### [Prompt]
Would you quote the material below in full and unchanged?
★ ★ ★ ★ ★ ★ ★
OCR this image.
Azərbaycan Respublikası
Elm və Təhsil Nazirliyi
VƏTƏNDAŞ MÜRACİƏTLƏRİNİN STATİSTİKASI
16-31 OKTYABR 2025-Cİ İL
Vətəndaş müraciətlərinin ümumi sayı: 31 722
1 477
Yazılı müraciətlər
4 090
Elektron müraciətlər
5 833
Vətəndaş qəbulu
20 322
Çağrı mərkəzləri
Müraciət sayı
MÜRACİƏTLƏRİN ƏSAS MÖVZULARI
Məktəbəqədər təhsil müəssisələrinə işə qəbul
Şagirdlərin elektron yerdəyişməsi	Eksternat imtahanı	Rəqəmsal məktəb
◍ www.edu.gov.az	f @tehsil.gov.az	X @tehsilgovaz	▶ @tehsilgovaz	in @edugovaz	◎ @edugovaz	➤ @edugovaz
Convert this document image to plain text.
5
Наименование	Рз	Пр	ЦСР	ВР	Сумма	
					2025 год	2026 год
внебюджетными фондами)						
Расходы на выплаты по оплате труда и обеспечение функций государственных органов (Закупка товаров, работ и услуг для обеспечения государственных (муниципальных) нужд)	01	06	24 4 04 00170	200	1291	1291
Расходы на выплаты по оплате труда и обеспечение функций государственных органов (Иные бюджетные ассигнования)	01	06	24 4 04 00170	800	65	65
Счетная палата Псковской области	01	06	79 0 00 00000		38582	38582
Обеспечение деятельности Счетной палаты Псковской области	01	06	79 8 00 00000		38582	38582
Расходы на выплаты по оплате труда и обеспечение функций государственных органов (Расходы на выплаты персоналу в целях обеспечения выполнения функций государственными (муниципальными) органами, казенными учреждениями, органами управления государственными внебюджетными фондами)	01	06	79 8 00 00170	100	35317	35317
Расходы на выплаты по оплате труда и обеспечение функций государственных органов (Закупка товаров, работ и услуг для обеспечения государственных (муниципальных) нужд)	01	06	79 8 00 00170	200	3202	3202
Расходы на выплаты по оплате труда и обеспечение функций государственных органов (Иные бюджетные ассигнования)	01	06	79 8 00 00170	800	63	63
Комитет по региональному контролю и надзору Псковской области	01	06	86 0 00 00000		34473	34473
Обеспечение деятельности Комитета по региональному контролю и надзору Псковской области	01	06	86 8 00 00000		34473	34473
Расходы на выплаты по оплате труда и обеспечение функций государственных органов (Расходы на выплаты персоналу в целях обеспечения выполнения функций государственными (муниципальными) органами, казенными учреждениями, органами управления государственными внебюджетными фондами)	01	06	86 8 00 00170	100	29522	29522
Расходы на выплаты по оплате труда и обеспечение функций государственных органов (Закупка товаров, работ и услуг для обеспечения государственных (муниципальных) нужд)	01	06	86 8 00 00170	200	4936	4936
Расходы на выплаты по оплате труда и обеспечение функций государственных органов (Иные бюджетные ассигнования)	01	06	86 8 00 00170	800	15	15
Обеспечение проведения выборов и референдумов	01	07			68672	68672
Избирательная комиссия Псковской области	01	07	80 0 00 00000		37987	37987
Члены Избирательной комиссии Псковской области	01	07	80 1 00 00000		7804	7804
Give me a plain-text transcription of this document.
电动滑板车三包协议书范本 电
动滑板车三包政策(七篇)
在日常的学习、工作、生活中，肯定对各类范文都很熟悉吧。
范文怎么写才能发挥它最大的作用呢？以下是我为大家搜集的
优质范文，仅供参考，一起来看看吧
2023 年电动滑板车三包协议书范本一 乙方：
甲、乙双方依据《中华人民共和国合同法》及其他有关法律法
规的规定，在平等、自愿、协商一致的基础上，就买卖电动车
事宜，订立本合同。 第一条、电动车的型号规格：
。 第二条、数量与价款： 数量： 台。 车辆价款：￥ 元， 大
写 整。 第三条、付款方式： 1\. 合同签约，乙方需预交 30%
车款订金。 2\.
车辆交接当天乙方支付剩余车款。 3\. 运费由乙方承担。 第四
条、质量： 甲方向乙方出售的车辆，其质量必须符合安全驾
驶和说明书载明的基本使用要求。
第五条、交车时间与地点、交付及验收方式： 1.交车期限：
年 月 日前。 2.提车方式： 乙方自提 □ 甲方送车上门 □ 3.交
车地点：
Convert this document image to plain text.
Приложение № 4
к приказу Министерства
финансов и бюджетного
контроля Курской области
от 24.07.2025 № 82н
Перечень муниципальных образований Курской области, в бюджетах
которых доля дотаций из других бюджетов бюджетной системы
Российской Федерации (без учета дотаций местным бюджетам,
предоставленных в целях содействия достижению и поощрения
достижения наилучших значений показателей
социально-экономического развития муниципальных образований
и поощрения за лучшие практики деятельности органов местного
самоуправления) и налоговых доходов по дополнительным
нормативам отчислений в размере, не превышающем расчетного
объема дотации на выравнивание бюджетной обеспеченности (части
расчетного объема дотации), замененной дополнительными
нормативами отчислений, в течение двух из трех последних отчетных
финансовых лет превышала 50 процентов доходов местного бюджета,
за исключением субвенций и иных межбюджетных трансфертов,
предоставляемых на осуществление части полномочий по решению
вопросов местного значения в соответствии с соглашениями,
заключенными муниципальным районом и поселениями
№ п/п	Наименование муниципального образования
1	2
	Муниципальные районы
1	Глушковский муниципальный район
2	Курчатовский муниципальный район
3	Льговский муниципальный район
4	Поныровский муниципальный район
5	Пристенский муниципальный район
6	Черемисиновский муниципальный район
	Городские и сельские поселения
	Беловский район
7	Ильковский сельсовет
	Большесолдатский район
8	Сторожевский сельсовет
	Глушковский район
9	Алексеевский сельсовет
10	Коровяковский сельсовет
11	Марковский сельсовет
★ ★ ★ ★ ★ ★ ★
### [Output of the exercise]
OCR this image.
Azərbaycan Respublikası
Elm və Təhsil Nazirliyi
VƏTƏNDAŞ MÜRACİƏTLƏRİNİN STATİSTİKASI
16-31 OKTYABR 2025-Cİ İL
Vətəndaş müraciətlərinin ümumi sayı: 31 722
1 477
Yazılı müraciətlər
4 090
Elektron müraciətlər
5 833
Vətəndaş qəbulu
20 322
Çağrı mərkəzləri
Müraciət sayı
MÜRACİƏTLƏRİN ƏSAS MÖVZULARI
Məktəbəqədər təhsil müəssisələrinə işə qəbul
Şagirdlərin elektron yerdəyişməsi	Eksternat imtahanı	Rəqəmsal məktəb
◍ www.edu.gov.az	f @tehsil.gov.az	X @tehsilgovaz	▶ @tehsilgovaz	in @edugovaz	◎ @edugovaz	➤ @edugovaz
Convert this document image to plain text.
5
Наименование	Рз	Пр	ЦСР	ВР	Сумма	
					2025 год	2026 год
внебюджетными фондами)						
Расходы на выплаты по оплате труда и обеспечение функций государственных органов (Закупка товаров, работ и услуг для обеспечения государственных (муниципальных) нужд)	01	06	24 4 04 00170	200	1291	1291
Расходы на выплаты по оплате труда и обеспечение функций государственных органов (Иные бюджетные ассигнования)	01	06	24 4 04 00170	800	65	65
Счетная палата Псковской области	01	06	79 0 00 00000		38582	38582
Обеспечение деятельности Счетной палаты Псковской области	01	06	79 8 00 00000		38582	38582
Расходы на выплаты по оплате труда и обеспечение функций государственных органов (Расходы на выплаты персоналу в целях обеспечения выполнения функций государственными (муниципальными) органами, казенными учреждениями, органами управления государственными внебюджетными фондами)	01	06	79 8 00 00170	100	35317	35317
Расходы на выплаты по оплате труда и обеспечение функций государственных органов (Закупка товаров, работ и услуг для обеспечения государственных (муниципальных) нужд)	01	06	79 8 00 00170	200	3202	3202
Расходы на выплаты по оплате труда и обеспечение функций государственных органов (Иные бюджетные ассигнования)	01	06	79 8 00 00170	800	63	63
Комитет по региональному контролю и надзору Псковской области	01	06	86 0 00 00000		34473	34473
Обеспечение деятельности Комитета по региональному контролю и надзору Псковской области	01	06	86 8 00 00000		34473	34473
Расходы на выплаты по оплате труда и обеспечение функций государственных органов (Расходы на выплаты персоналу в целях обеспечения выполнения функций государственными (муниципальными) органами, казенными учреждениями, органами управления государственными внебюджетными фондами)	01	06	86 8 00 00170	100	29522	29522
Расходы на выплаты по оплате труда и обеспечение функций государственных органов (Закупка товаров, работ и услуг для обеспечения государственных (муниципальных) нужд)	01	06	86 8 00 00170	200	4936	4936
Расходы на выплаты по оплате труда и обеспечение функций государственных органов (Иные бюджетные ассигнования)	01	06	86 8 00 00170	800	15	15
Обеспечение проведения выборов и референдумов	01	07			68672	68672
Избирательная комиссия Псковской области	01	07	80 0 00 00000		37987	37987
Члены Избирательной комиссии Псковской области	01	07	80 1 00 00000		7804	7804
Give me a plain-text transcription of this document.
电动滑板车三包协议书范本 电
动滑板车三包政策(七篇)
在日常的学习、工作、生活中，肯定对各类范文都很熟悉吧。
范文怎么写才能发挥它最大的作用呢？以下是我为大家搜集的
优质范文，仅供参考，一起来看看吧
2023 年电动滑板车三包协议书范本一 乙方：
甲、乙双方依据《中华人民共和国合同法》及其他有关法律法
规的规定，在平等、自愿、协商一致的基础上，就买卖电动车
事宜，订立本合同。 第一条、电动车的型号规格：
。 第二条、数量与价款： 数量： 台。 车辆价款：￥ 元， 大
写 整。 第三条、付款方式： 1\. 合同签约，乙方需预交 30%
车款订金。 2\.
车辆交接当天乙方支付剩余车款。 3\. 运费由乙方承担。 第四
条、质量： 甲方向乙方出售的车辆，其质量必须符合安全驾
驶和说明书载明的基本使用要求。
第五条、交车时间与地点、交付及验收方式： 1.交车期限：
年 月 日前。 2.提车方式： 乙方自提 □ 甲方送车上门 □ 3.交
车地点：
Convert this document image to plain text.
Приложение № 4
к приказу Министерства
финансов и бюджетного
контроля Курской области
от 24.07.2025 № 82н
Перечень муниципальных образований Курской области, в бюджетах
которых доля дотаций из других бюджетов бюджетной системы
Российской Федерации (без учета дотаций местным бюджетам,
предоставленных в целях содействия достижению и поощрения
достижения наилучших значений показателей
социально-экономического развития муниципальных образований
и поощрения за лучшие практики деятельности органов местного
самоуправления) и налоговых доходов по дополнительным
нормативам отчислений в размере, не превышающем расчетного
объема дотации на выравнивание бюджетной обеспеченности (части
расчетного объема дотации), замененной дополнительными
нормативами отчислений, в течение двух из трех последних отчетных
финансовых лет превышала 50 процентов доходов местного бюджета,
за исключением субвенций и иных межбюджетных трансфертов,
предоставляемых на осуществление части полномочий по решению
вопросов местного значения в соответствии с соглашениями,
заключенными муниципальным районом и поселениями
№ п/п	Наименование муниципального образования
1	2
	Муниципальные районы
1	Глушковский муниципальный район
2	Курчатовский муниципальный район
3	Льговский муниципальный район
4	Поныровский муниципальный район
5	Пристенский муниципальный район
6	Черемисиновский муниципальный район
	Городские и сельские поселения
	Беловский район
7	Ильковский сельсовет
	Большесолдатский район
8	Сторожевский сельсовет
	Глушковский район
9	Алексеевский сельсовет
10	Коровяковский сельсовет
11	Марковский сельсовет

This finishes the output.